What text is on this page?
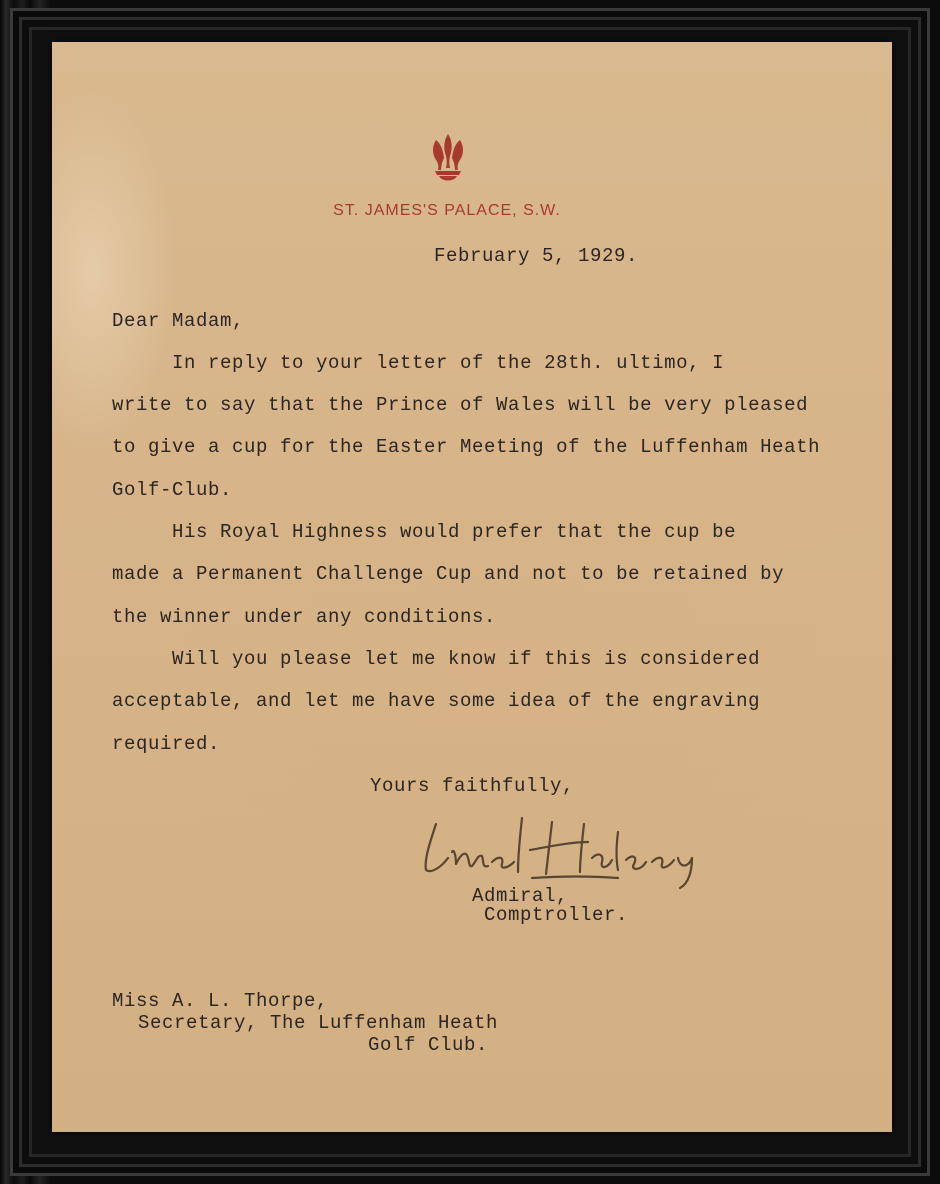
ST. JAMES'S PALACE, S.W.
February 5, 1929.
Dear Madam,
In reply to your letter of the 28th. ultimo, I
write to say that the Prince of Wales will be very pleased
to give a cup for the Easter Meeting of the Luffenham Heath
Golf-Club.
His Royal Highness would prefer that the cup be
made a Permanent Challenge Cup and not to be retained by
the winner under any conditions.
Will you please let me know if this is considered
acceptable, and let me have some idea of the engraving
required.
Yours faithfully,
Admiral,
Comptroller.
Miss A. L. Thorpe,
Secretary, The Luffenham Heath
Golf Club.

——

Repeat verbatim all the material, but not the pictures.

- [Task result]
What text is on this page?
ST. JAMES'S PALACE, S.W.
February 5, 1929.
Dear Madam,
In reply to your letter of the 28th. ultimo, I
write to say that the Prince of Wales will be very pleased
to give a cup for the Easter Meeting of the Luffenham Heath
Golf-Club.
His Royal Highness would prefer that the cup be
made a Permanent Challenge Cup and not to be retained by
the winner under any conditions.
Will you please let me know if this is considered
acceptable, and let me have some idea of the engraving
required.
Yours faithfully,
Admiral,
Comptroller.
Miss A. L. Thorpe,
Secretary, The Luffenham Heath
Golf Club.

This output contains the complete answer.